START Input records

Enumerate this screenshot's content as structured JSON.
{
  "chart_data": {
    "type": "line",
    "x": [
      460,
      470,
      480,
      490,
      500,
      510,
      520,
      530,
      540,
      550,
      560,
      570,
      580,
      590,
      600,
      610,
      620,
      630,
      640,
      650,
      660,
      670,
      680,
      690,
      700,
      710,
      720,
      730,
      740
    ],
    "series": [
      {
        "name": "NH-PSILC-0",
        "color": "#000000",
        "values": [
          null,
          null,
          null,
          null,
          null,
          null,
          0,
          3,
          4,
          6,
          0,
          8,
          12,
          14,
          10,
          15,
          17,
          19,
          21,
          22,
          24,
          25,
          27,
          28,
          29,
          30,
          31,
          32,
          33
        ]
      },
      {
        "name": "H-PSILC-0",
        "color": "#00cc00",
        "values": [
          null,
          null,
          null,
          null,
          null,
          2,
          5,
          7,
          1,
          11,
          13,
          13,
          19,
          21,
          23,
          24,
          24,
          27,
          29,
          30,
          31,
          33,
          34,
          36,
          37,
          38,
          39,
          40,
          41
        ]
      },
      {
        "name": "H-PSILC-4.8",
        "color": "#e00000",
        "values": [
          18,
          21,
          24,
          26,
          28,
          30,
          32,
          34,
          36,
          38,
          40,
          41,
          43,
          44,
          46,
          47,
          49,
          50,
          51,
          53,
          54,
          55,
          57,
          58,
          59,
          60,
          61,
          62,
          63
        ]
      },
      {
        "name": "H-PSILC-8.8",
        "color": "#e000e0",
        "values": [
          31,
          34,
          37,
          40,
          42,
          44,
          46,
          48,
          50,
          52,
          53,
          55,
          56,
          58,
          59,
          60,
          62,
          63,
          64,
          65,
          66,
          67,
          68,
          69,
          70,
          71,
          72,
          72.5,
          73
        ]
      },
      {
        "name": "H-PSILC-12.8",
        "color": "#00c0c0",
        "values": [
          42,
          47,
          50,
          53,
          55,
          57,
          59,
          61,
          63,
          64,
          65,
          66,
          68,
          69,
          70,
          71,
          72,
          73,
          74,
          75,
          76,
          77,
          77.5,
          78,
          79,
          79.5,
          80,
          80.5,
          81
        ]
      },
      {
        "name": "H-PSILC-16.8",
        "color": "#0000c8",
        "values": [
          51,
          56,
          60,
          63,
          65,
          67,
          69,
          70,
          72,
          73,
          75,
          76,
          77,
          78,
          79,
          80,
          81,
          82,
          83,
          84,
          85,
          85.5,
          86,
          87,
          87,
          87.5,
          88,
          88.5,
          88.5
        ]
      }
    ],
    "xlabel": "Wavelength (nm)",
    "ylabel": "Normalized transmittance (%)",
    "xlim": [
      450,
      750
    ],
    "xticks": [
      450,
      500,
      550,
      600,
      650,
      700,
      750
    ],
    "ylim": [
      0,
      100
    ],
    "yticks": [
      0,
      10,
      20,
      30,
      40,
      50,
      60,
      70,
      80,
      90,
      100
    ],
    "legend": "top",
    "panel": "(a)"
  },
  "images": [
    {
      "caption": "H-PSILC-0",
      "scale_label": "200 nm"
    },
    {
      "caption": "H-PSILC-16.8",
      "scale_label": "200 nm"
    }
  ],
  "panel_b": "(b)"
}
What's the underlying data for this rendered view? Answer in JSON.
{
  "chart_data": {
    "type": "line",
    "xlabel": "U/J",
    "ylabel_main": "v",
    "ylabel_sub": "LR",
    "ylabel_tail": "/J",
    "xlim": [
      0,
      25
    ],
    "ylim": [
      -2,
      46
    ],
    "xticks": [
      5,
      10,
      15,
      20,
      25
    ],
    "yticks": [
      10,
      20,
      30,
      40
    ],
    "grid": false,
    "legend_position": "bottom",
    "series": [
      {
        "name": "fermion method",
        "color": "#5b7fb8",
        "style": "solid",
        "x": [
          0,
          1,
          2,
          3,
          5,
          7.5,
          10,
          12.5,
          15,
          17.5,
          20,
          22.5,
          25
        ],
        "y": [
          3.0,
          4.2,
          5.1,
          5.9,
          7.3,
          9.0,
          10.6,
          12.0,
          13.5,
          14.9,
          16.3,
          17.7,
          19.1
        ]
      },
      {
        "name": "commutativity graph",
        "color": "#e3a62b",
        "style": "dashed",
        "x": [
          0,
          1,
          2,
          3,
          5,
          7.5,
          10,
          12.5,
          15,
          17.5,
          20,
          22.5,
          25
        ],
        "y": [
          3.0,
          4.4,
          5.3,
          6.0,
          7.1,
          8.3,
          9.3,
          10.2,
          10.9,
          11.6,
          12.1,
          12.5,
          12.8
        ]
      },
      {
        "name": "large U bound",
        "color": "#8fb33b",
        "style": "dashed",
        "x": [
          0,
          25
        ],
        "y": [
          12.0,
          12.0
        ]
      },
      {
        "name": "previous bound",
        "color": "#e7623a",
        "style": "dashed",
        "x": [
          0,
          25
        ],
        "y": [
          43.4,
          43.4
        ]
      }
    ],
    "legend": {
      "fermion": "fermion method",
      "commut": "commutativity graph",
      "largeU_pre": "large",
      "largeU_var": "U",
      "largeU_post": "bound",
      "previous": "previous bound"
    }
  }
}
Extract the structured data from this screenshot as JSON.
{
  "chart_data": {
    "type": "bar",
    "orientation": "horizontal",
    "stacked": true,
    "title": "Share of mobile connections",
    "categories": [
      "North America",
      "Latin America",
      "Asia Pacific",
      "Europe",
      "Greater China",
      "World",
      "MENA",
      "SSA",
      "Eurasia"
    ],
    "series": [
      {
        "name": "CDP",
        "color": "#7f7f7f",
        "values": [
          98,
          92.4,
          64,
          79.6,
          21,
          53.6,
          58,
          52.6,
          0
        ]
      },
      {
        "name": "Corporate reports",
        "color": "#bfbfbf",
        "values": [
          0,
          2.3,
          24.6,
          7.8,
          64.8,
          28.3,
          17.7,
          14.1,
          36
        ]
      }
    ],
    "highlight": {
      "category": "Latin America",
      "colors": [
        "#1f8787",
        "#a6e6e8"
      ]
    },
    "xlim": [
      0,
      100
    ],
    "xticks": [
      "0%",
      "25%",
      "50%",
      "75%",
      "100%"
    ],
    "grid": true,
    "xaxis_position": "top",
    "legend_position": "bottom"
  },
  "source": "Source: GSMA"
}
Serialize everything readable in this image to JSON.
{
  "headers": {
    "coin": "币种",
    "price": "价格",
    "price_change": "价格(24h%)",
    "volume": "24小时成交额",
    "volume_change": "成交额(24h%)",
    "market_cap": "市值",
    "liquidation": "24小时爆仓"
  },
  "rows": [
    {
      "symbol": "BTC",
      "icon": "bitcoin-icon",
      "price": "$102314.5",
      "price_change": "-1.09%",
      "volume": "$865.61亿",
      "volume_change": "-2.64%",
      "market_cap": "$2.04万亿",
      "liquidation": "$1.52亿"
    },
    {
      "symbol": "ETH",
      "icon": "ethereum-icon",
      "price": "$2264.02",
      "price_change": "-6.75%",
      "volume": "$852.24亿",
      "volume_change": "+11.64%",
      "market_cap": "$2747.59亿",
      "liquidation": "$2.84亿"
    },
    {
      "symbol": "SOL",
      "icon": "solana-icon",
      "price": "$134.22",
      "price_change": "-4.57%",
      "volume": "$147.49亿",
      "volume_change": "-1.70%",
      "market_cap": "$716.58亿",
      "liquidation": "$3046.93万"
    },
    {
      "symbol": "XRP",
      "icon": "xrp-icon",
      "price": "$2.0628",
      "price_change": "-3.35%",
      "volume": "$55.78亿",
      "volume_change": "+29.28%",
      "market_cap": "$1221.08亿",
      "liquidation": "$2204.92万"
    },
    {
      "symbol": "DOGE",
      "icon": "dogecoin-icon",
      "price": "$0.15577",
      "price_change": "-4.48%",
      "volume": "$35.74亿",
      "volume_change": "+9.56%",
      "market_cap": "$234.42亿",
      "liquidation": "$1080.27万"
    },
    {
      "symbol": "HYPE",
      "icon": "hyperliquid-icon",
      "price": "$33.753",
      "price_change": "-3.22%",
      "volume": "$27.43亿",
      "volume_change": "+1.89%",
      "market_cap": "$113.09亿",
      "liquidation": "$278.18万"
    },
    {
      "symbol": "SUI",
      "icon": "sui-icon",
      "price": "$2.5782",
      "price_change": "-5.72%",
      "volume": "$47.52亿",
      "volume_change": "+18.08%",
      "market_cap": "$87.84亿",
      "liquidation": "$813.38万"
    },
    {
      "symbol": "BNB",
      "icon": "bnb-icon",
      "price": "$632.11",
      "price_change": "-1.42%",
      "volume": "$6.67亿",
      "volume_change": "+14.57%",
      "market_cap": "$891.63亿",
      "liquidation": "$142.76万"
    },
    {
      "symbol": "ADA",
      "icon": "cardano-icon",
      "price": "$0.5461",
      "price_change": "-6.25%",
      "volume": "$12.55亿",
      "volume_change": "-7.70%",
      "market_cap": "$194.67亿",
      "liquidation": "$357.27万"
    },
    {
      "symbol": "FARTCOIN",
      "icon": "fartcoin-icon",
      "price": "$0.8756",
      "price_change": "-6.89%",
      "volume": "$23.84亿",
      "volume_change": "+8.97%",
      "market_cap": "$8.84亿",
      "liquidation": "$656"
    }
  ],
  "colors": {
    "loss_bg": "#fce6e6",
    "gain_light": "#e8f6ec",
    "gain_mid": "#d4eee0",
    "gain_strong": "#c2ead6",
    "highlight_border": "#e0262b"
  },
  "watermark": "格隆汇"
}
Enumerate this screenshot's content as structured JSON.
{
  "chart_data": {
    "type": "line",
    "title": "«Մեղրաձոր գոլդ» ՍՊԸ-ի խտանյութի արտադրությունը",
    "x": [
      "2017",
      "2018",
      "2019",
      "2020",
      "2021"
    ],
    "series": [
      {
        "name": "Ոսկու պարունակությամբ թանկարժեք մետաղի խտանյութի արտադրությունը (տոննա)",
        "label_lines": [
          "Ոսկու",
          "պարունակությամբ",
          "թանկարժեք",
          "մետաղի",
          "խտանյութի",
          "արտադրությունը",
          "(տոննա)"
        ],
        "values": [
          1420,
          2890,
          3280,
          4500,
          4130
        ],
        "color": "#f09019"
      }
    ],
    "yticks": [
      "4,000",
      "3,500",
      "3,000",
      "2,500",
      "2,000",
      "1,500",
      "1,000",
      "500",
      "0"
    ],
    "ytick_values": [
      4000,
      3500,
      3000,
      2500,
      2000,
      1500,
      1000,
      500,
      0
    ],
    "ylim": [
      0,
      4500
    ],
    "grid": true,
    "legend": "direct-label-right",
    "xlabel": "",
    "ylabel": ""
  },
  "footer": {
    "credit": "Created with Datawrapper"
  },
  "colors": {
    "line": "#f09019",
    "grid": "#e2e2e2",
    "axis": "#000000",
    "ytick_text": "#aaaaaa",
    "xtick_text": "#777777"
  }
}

END Input records

__What is required__. Return only the count of lines in the records that hold the word "Ոսկու".

__Worked solution__. 2